'''
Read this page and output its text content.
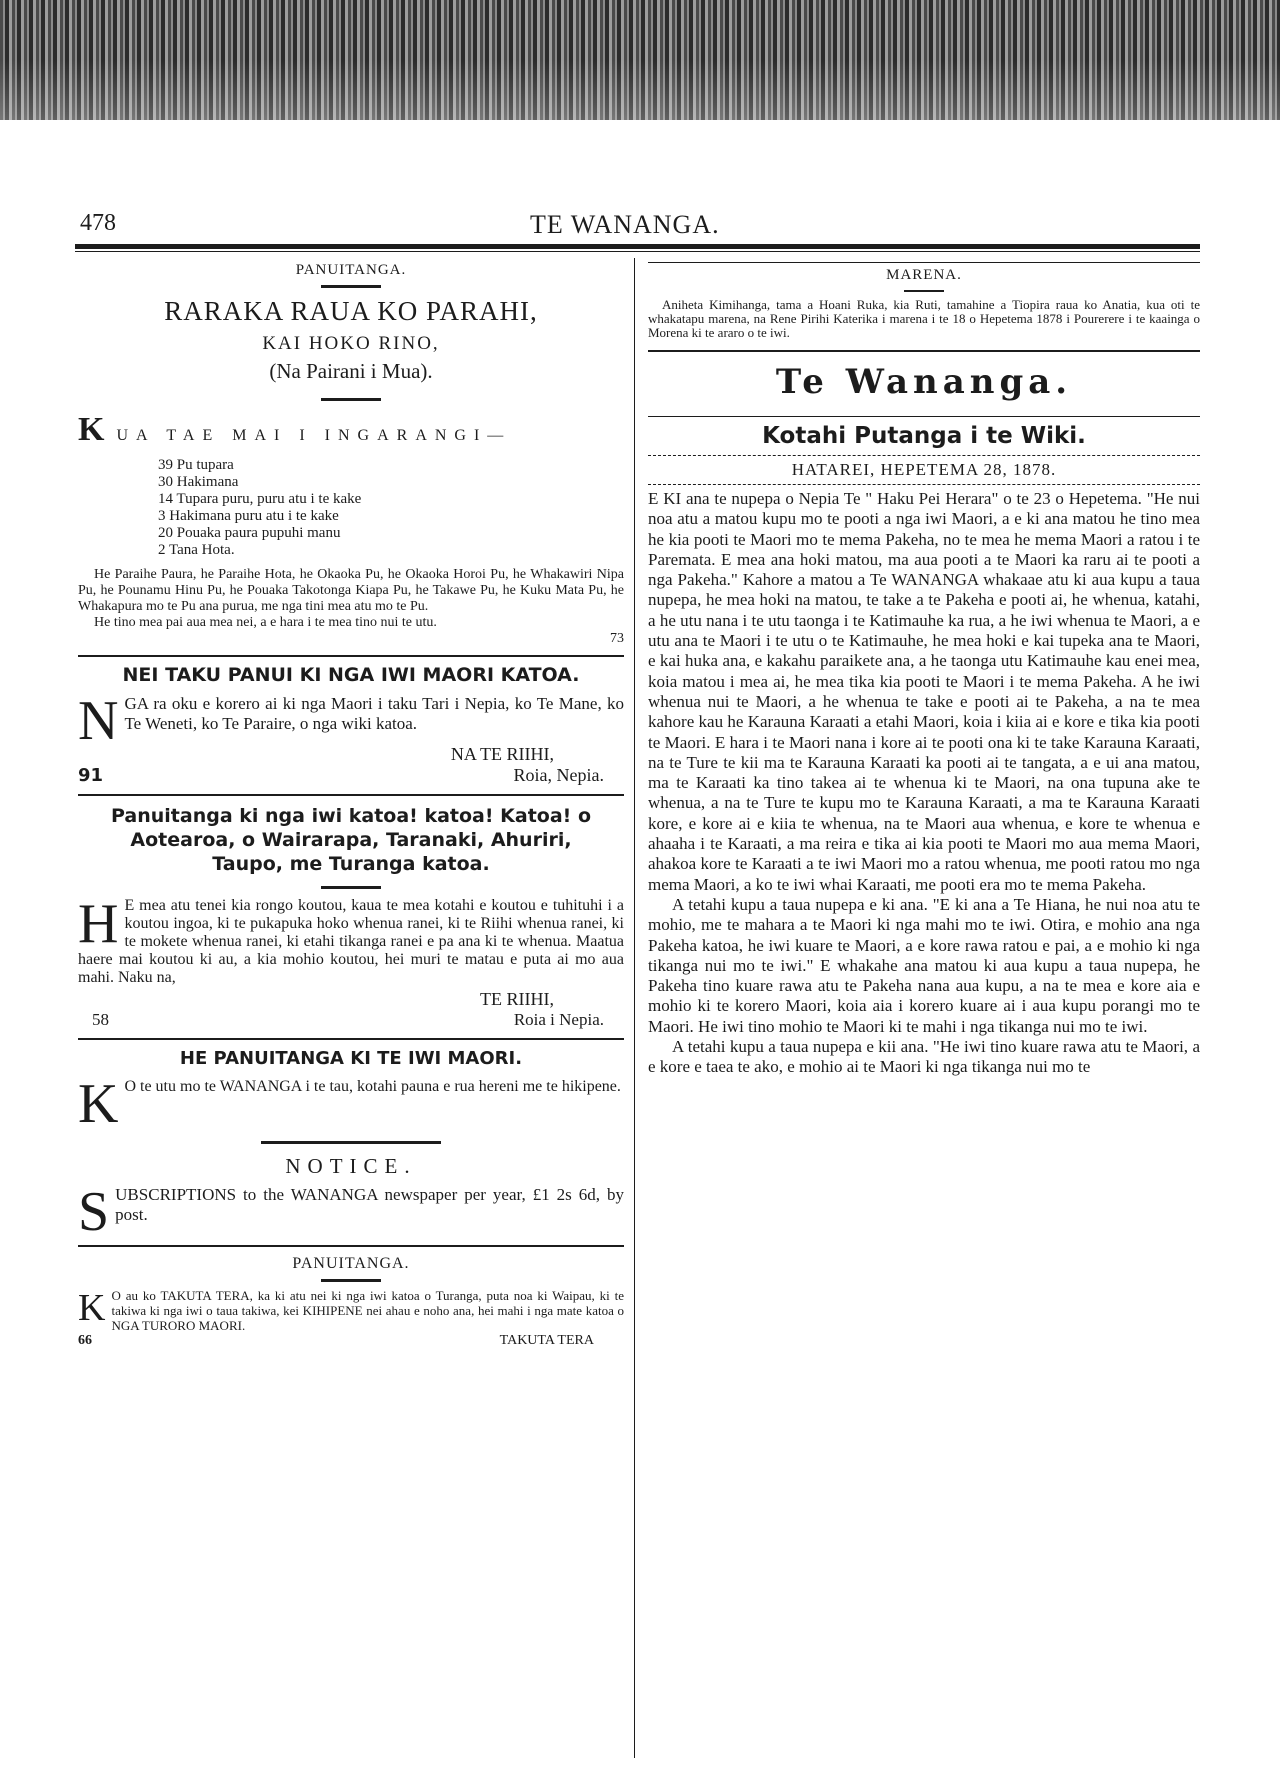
478	TE WANANGA.
PANUITANGA.
RARAKA RAUA KO PARAHI,
KAI HOKO RINO,
(Na Pairani i Mua).
K UA TAE MAI I INGARANGI—
39 Pu tupara
30 Hakimana
14 Tupara puru, puru atu i te kake
3 Hakimana puru atu i te kake
20 Pouaka paura pupuhi manu
2 Tana Hota.

He Paraihe Paura, he Paraihe Hota, he Okaoka Pu, he Okaoka Horoi Pu, he Whakawiri Nipa Pu, he Pounamu Hinu Pu, he Pouaka Takotonga Kiapa Pu, he Takawe Pu, he Kuku Mata Pu, he Whakapura mo te Pu ana purua, me nga tini mea atu mo te Pu.

He tino mea pai aua mea nei, a e hara i te mea tino nui te utu.

73
NEI TAKU PANUI KI NGA IWI MAORI KATOA.
N GA ra oku e korero ai ki nga Maori i taku Tari i Nepia, ko Te Mane, ko Te Weneti, ko Te Paraire, o nga wiki katoa.
NA TE RIIHI,
91	Roia, Nepia.
Panuitanga ki nga iwi katoa! katoa! Katoa! o Aotearoa, o Wairarapa, Taranaki, Ahuriri, Taupo, me Turanga katoa.
H E mea atu tenei kia rongo koutou, kaua te mea kotahi e koutou e tuhituhi i a koutou ingoa, ki te pukapuka hoko whenua ranei, ki te Riihi whenua ranei, ki te mokete whenua ranei, ki etahi tikanga ranei e pa ana ki te whenua. Maatua haere mai koutou ki au, a kia mohio koutou, hei muri te matau e puta ai mo aua mahi. Naku na,
TE RIIHI,
58	Roia i Nepia.
HE PANUITANGA KI TE IWI MAORI.
K O te utu mo te WANANGA i te tau, kotahi pauna e rua hereni me te hikipene.
NOTICE.
S UBSCRIPTIONS to the WANANGA newspaper per year, £1 2s 6d, by post.
PANUITANGA.
K O au ko TAKUTA TERA, ka ki atu nei ki nga iwi katoa o Turanga, puta noa ki Waipau, ki te takiwa ki nga iwi o taua takiwa, kei KIHIPENE nei ahau e noho ana, hei mahi i nga mate katoa o NGA TURORO MAORI.
66	TAKUTA TERA
MARENA.

Aniheta Kimihanga, tama a Hoani Ruka, kia Ruti, tamahine a Tiopira raua ko Anatia, kua oti te whakatapu marena, na Rene Pirihi Katerika i marena i te 18 o Hepetema 1878 i Pourerere i te kaainga o Morena ki te araro o te iwi.

Te Wananga.
Kotahi Putanga i te Wiki.
HATAREI, HEPETEMA 28, 1878.

E KI ana te nupepa o Nepia Te " Haku Pei Herara" o te 23 o Hepetema. "He nui noa atu a matou kupu mo te pooti a nga iwi Maori, a e ki ana matou he tino mea he kia pooti te Maori mo te mema Pakeha, no te mea he mema Maori a ratou i te Paremata. E mea ana hoki matou, ma aua pooti a te Maori ka raru ai te pooti a nga Pakeha." Kahore a matou a Te WANANGA whakaae atu ki aua kupu a taua nupepa, he mea hoki na matou, te take a te Pakeha e pooti ai, he whenua, katahi, a he utu nana i te utu taonga i te Katimauhe ka rua, a he iwi whenua te Maori, a e utu ana te Maori i te utu o te Katimauhe, he mea hoki e kai tupeka ana te Maori, e kai huka ana, e kakahu paraikete ana, a he taonga utu Katimauhe kau enei mea, koia matou i mea ai, he mea tika kia pooti te Maori i te mema Pakeha. A he iwi whenua nui te Maori, a he whenua te take e pooti ai te Pakeha, a na te mea kahore kau he Karauna Karaati a etahi Maori, koia i kiia ai e kore e tika kia pooti te Maori. E hara i te Maori nana i kore ai te pooti ona ki te take Karauna Karaati, na te Ture te kii ma te Karauna Karaati ka pooti ai te tangata, a e ui ana matou, ma te Karaati ka tino takea ai te whenua ki te Maori, na ona tupuna ake te whenua, a na te Ture te kupu mo te Karauna Karaati, a ma te Karauna Karaati kore, e kore ai e kiia te whenua, na te Maori aua whenua, e kore te whenua e ahaaha i te Karaati, a ma reira e tika ai kia pooti te Maori mo aua mema Maori, ahakoa kore te Karaati a te iwi Maori mo a ratou whenua, me pooti ratou mo nga mema Maori, a ko te iwi whai Karaati, me pooti era mo te mema Pakeha.

A tetahi kupu a taua nupepa e ki ana. "E ki ana a Te Hiana, he nui noa atu te mohio, me te mahara a te Maori ki nga mahi mo te iwi. Otira, e mohio ana nga Pakeha katoa, he iwi kuare te Maori, a e kore rawa ratou e pai, a e mohio ki nga tikanga nui mo te iwi." E whakahe ana matou ki aua kupu a taua nupepa, he Pakeha tino kuare rawa atu te Pakeha nana aua kupu, a na te mea e kore aia e mohio ki te korero Maori, koia aia i korero kuare ai i aua kupu porangi mo te Maori. He iwi tino mohio te Maori ki te mahi i nga tikanga nui mo te iwi.

A tetahi kupu a taua nupepa e kii ana. "He iwi tino kuare rawa atu te Maori, a e kore e taea te ako, e mohio ai te Maori ki nga tikanga nui mo te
'''
Written task:
What is the number of lines in the listing that contain the string "Hakimana"? Reply with that number alone.

Solution:
2